Determine the number of lines containing the word "What", and state that figure alone.
::::::::::
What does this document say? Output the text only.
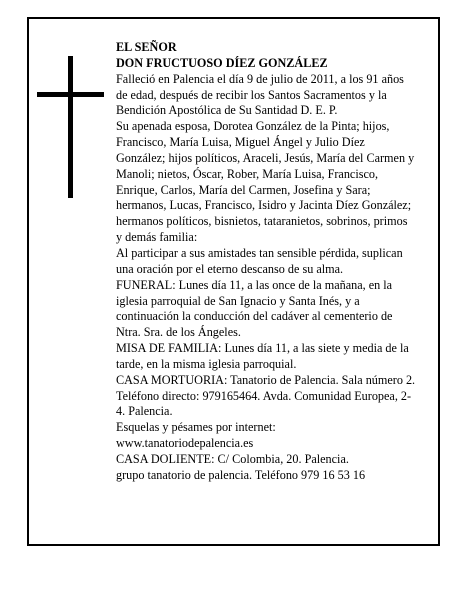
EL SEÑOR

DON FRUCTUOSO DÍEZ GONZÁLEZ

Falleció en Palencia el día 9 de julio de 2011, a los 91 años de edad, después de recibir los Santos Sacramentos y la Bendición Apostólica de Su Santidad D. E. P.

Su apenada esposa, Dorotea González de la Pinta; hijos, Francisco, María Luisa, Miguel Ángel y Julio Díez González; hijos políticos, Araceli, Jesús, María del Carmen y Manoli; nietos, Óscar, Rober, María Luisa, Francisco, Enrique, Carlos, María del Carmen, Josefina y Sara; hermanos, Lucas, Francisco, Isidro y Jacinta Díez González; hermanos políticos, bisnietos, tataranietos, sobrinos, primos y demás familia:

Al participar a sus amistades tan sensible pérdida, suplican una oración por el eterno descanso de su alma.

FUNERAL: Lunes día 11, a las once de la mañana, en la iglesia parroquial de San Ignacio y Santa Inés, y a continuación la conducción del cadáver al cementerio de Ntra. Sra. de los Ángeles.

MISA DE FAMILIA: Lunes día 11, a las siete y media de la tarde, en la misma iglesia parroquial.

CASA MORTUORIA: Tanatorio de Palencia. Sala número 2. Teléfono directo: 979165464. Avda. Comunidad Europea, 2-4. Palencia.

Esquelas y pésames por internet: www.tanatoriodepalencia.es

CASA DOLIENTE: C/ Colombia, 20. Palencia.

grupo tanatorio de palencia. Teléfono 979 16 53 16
::::::::::
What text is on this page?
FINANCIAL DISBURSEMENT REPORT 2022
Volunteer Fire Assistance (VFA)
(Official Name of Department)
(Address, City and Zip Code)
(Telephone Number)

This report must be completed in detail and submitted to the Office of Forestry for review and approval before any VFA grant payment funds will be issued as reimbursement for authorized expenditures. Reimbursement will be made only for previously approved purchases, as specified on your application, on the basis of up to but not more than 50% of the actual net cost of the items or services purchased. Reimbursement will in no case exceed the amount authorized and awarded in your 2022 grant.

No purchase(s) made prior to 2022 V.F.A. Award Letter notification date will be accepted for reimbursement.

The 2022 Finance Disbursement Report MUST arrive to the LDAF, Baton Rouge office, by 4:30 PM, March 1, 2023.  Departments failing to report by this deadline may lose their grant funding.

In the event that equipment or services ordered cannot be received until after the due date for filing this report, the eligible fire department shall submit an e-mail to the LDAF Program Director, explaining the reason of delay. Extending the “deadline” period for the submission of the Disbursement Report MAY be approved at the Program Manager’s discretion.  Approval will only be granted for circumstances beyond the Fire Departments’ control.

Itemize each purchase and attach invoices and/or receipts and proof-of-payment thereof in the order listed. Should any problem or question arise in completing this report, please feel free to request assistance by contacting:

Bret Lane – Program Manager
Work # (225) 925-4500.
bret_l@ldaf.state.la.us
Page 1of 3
::::::::::
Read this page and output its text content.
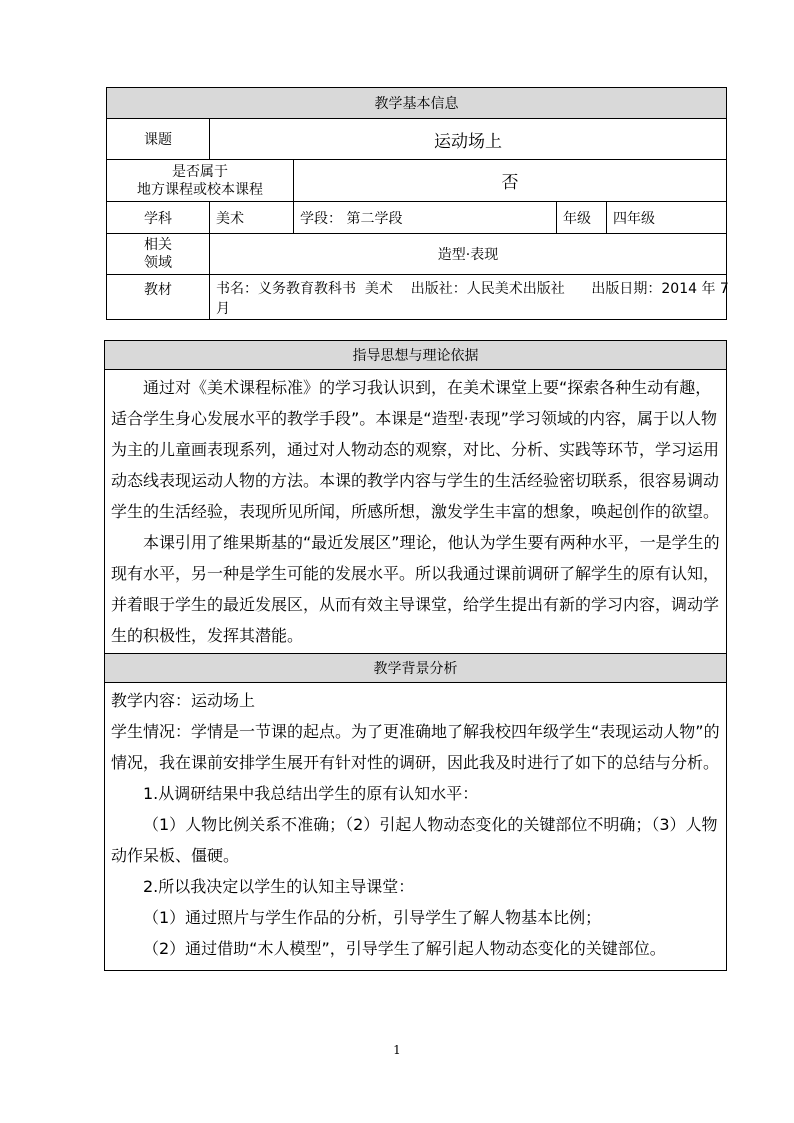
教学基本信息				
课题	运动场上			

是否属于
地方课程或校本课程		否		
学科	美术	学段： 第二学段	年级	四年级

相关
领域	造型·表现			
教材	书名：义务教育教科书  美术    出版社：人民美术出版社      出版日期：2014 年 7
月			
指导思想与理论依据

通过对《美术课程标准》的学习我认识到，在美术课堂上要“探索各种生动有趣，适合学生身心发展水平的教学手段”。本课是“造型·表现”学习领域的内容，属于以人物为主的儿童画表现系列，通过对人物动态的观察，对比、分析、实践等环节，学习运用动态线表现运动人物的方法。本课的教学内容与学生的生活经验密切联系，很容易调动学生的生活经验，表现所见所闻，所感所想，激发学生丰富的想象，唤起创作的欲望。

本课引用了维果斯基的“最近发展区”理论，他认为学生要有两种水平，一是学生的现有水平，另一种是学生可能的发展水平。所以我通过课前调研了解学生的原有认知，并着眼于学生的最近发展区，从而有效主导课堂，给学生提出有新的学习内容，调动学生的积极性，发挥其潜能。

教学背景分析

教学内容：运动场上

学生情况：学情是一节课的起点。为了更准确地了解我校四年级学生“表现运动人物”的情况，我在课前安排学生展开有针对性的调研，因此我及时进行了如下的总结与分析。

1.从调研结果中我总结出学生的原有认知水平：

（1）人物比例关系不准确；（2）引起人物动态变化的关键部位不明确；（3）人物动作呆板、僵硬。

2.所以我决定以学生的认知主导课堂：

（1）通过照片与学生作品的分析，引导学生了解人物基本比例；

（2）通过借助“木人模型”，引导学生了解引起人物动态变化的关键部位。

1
::::::::::
--- RESPONSE TO THE EXERCISE ---
2